Lines of data ▸
=-=-=-=-=

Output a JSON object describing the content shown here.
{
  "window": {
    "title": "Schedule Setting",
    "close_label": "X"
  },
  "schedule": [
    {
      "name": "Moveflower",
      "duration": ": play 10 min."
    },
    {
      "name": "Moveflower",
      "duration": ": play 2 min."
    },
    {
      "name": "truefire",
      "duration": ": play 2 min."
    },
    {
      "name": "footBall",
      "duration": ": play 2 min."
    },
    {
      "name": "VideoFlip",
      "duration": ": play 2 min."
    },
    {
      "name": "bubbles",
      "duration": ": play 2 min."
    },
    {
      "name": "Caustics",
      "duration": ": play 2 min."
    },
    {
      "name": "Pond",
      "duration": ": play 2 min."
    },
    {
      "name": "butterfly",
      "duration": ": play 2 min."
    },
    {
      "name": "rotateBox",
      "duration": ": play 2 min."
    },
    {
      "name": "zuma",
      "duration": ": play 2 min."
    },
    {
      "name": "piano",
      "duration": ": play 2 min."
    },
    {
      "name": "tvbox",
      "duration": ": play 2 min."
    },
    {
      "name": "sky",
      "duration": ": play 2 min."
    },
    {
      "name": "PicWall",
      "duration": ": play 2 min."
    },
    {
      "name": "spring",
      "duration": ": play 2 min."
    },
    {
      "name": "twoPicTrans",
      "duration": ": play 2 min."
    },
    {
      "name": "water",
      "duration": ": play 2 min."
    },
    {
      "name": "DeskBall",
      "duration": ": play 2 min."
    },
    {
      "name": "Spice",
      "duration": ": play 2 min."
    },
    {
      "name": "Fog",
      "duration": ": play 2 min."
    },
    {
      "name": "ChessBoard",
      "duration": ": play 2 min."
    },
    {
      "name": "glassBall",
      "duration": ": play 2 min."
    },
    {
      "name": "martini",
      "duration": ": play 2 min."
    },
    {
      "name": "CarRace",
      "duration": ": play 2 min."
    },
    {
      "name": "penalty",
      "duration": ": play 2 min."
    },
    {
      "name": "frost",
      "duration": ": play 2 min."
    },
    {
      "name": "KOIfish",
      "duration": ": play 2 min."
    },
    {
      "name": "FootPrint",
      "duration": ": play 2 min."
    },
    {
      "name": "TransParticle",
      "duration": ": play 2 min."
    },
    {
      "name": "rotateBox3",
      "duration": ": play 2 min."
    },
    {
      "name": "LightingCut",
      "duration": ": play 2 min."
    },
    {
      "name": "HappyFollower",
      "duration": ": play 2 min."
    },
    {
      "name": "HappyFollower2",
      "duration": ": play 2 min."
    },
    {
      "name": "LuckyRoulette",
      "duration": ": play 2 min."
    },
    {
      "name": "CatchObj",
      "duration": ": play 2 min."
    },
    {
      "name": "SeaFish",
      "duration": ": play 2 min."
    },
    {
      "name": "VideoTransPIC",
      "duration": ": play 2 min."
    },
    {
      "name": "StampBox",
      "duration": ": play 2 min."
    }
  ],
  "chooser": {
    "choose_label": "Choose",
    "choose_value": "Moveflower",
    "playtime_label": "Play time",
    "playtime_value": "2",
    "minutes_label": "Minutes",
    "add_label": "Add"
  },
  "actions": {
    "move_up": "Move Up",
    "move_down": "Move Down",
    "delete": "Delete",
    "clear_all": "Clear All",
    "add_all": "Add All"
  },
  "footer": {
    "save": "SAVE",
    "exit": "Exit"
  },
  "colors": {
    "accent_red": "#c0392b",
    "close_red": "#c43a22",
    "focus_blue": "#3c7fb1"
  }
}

=-=-=-=-=

WHAT THE TASK ASKS ▸ Copy every record exactly as presented.

SOLUTION TO THIS EXERCISE ▸
Output a JSON object describing the content shown here.
{
  "window": {
    "title": "Schedule Setting",
    "close_label": "X"
  },
  "schedule": [
    {
      "name": "Moveflower",
      "duration": ": play 10 min."
    },
    {
      "name": "Moveflower",
      "duration": ": play 2 min."
    },
    {
      "name": "truefire",
      "duration": ": play 2 min."
    },
    {
      "name": "footBall",
      "duration": ": play 2 min."
    },
    {
      "name": "VideoFlip",
      "duration": ": play 2 min."
    },
    {
      "name": "bubbles",
      "duration": ": play 2 min."
    },
    {
      "name": "Caustics",
      "duration": ": play 2 min."
    },
    {
      "name": "Pond",
      "duration": ": play 2 min."
    },
    {
      "name": "butterfly",
      "duration": ": play 2 min."
    },
    {
      "name": "rotateBox",
      "duration": ": play 2 min."
    },
    {
      "name": "zuma",
      "duration": ": play 2 min."
    },
    {
      "name": "piano",
      "duration": ": play 2 min."
    },
    {
      "name": "tvbox",
      "duration": ": play 2 min."
    },
    {
      "name": "sky",
      "duration": ": play 2 min."
    },
    {
      "name": "PicWall",
      "duration": ": play 2 min."
    },
    {
      "name": "spring",
      "duration": ": play 2 min."
    },
    {
      "name": "twoPicTrans",
      "duration": ": play 2 min."
    },
    {
      "name": "water",
      "duration": ": play 2 min."
    },
    {
      "name": "DeskBall",
      "duration": ": play 2 min."
    },
    {
      "name": "Spice",
      "duration": ": play 2 min."
    },
    {
      "name": "Fog",
      "duration": ": play 2 min."
    },
    {
      "name": "ChessBoard",
      "duration": ": play 2 min."
    },
    {
      "name": "glassBall",
      "duration": ": play 2 min."
    },
    {
      "name": "martini",
      "duration": ": play 2 min."
    },
    {
      "name": "CarRace",
      "duration": ": play 2 min."
    },
    {
      "name": "penalty",
      "duration": ": play 2 min."
    },
    {
      "name": "frost",
      "duration": ": play 2 min."
    },
    {
      "name": "KOIfish",
      "duration": ": play 2 min."
    },
    {
      "name": "FootPrint",
      "duration": ": play 2 min."
    },
    {
      "name": "TransParticle",
      "duration": ": play 2 min."
    },
    {
      "name": "rotateBox3",
      "duration": ": play 2 min."
    },
    {
      "name": "LightingCut",
      "duration": ": play 2 min."
    },
    {
      "name": "HappyFollower",
      "duration": ": play 2 min."
    },
    {
      "name": "HappyFollower2",
      "duration": ": play 2 min."
    },
    {
      "name": "LuckyRoulette",
      "duration": ": play 2 min."
    },
    {
      "name": "CatchObj",
      "duration": ": play 2 min."
    },
    {
      "name": "SeaFish",
      "duration": ": play 2 min."
    },
    {
      "name": "VideoTransPIC",
      "duration": ": play 2 min."
    },
    {
      "name": "StampBox",
      "duration": ": play 2 min."
    }
  ],
  "chooser": {
    "choose_label": "Choose",
    "choose_value": "Moveflower",
    "playtime_label": "Play time",
    "playtime_value": "2",
    "minutes_label": "Minutes",
    "add_label": "Add"
  },
  "actions": {
    "move_up": "Move Up",
    "move_down": "Move Down",
    "delete": "Delete",
    "clear_all": "Clear All",
    "add_all": "Add All"
  },
  "footer": {
    "save": "SAVE",
    "exit": "Exit"
  },
  "colors": {
    "accent_red": "#c0392b",
    "close_red": "#c43a22",
    "focus_blue": "#3c7fb1"
  }
}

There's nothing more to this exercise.